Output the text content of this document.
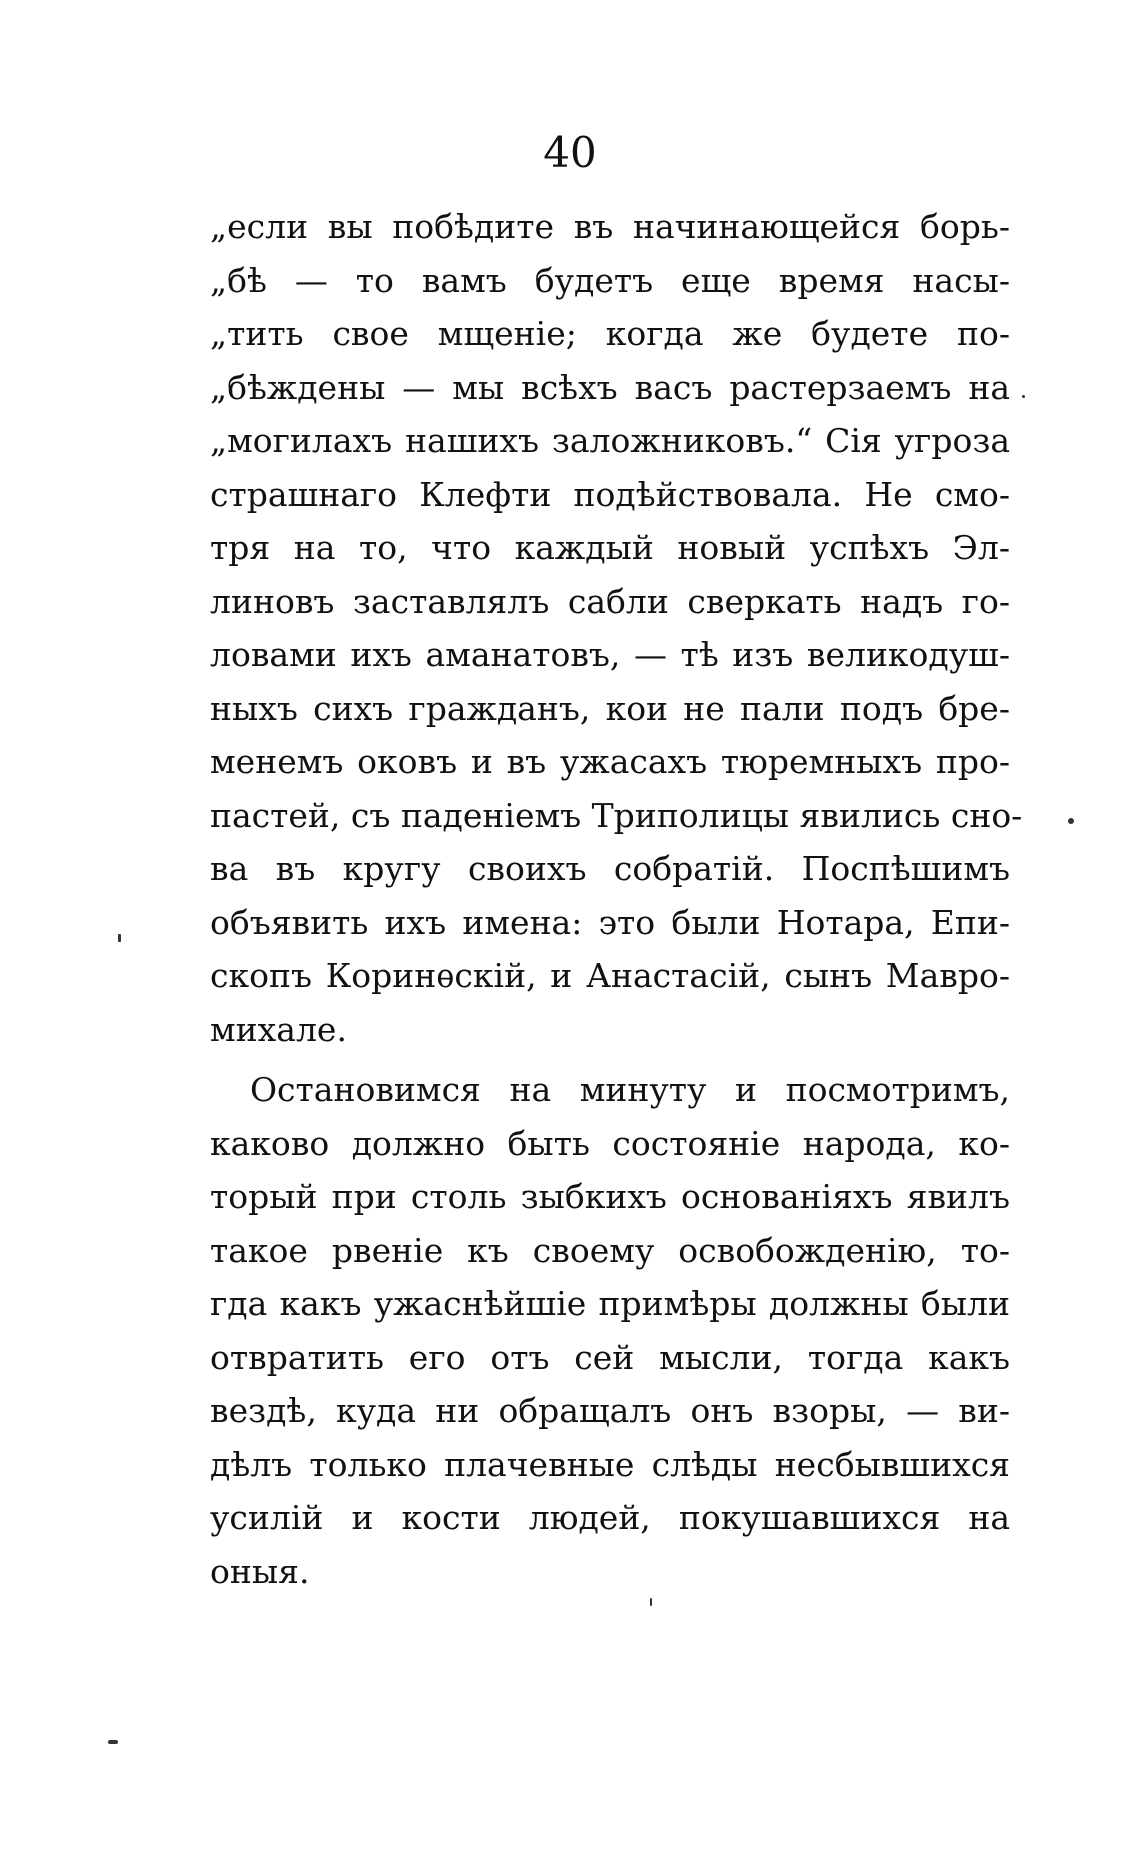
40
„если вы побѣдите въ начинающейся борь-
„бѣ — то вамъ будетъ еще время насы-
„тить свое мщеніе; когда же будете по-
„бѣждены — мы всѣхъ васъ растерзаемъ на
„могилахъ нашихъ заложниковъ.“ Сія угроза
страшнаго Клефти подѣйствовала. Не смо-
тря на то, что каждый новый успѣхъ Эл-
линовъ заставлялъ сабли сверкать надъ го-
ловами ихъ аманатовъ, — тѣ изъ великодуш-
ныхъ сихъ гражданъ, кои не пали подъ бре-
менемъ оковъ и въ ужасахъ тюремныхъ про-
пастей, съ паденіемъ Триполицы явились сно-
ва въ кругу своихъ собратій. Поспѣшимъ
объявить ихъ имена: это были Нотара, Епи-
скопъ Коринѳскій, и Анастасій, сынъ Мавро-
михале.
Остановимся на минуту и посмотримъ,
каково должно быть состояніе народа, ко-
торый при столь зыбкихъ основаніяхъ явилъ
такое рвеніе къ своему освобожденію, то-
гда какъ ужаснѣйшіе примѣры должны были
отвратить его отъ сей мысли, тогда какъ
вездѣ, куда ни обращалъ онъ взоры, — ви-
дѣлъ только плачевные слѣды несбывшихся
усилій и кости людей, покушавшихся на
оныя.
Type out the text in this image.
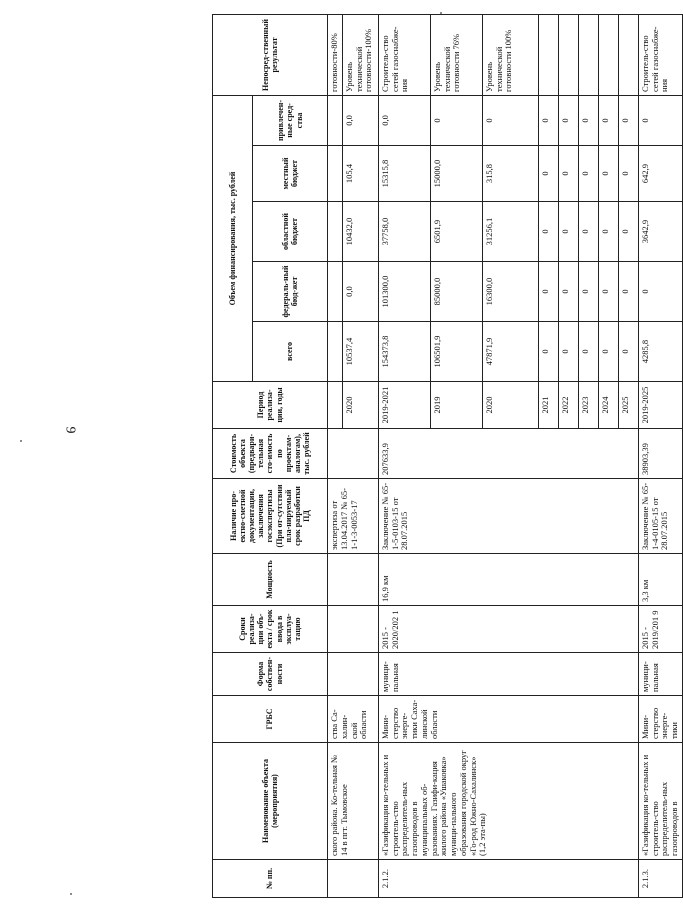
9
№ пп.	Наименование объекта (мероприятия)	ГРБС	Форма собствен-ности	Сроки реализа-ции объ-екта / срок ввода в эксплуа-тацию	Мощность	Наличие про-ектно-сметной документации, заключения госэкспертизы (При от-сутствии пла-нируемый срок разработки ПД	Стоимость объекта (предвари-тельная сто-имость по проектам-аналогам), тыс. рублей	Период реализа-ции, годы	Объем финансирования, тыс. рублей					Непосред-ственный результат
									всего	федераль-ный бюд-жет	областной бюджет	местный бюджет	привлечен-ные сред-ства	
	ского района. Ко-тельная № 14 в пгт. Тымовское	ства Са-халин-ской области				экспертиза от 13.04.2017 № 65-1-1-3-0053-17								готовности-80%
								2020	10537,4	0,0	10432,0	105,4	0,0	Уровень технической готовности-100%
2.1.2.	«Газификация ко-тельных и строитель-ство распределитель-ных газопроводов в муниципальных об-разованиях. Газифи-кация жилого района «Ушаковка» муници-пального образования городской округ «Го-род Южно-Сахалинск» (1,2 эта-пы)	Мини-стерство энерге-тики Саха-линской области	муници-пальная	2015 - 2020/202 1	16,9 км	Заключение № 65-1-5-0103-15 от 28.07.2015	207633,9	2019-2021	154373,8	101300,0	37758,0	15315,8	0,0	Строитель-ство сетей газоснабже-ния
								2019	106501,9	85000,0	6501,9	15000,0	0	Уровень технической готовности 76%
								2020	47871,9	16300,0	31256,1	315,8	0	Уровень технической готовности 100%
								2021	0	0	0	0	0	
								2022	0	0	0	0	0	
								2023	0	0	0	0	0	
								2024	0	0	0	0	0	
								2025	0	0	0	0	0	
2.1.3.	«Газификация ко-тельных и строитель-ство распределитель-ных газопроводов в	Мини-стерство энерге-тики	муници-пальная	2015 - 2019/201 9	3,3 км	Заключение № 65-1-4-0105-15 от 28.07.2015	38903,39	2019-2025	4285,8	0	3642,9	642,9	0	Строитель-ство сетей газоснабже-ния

__________________________________________________

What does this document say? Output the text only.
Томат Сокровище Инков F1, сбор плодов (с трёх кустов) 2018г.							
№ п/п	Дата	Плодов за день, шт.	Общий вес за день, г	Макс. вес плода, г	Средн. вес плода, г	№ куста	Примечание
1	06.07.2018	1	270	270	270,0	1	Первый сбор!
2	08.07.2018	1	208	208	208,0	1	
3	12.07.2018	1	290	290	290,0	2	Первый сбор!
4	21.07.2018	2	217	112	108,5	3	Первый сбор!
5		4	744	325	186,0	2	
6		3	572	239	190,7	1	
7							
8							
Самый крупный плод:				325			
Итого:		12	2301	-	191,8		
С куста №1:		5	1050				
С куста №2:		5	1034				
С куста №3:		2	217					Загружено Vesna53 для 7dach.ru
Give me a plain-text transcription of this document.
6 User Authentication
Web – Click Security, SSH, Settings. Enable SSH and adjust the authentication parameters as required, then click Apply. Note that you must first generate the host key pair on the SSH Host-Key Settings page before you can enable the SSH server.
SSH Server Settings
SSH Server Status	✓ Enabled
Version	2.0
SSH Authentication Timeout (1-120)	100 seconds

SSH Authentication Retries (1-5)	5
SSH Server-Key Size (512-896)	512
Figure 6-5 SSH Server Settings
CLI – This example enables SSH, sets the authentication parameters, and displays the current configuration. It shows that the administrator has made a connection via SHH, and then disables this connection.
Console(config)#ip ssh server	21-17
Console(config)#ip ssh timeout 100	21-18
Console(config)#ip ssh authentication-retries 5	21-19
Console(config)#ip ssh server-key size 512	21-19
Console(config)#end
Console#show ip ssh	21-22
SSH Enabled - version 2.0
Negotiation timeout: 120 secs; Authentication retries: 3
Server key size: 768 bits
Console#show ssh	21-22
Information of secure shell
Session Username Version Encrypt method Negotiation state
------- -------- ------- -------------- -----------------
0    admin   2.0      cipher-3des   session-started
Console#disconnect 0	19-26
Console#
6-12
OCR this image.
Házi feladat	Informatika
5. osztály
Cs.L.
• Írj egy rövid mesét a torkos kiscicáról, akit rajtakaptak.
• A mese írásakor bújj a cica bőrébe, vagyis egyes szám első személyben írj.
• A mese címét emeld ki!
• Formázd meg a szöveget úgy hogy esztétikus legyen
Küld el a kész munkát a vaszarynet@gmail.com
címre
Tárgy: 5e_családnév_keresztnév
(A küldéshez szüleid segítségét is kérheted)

__________________________________________________

Every line of the listing that holds "document" is to be counted; give only the resulting number.

■ **Solution to the problem**
3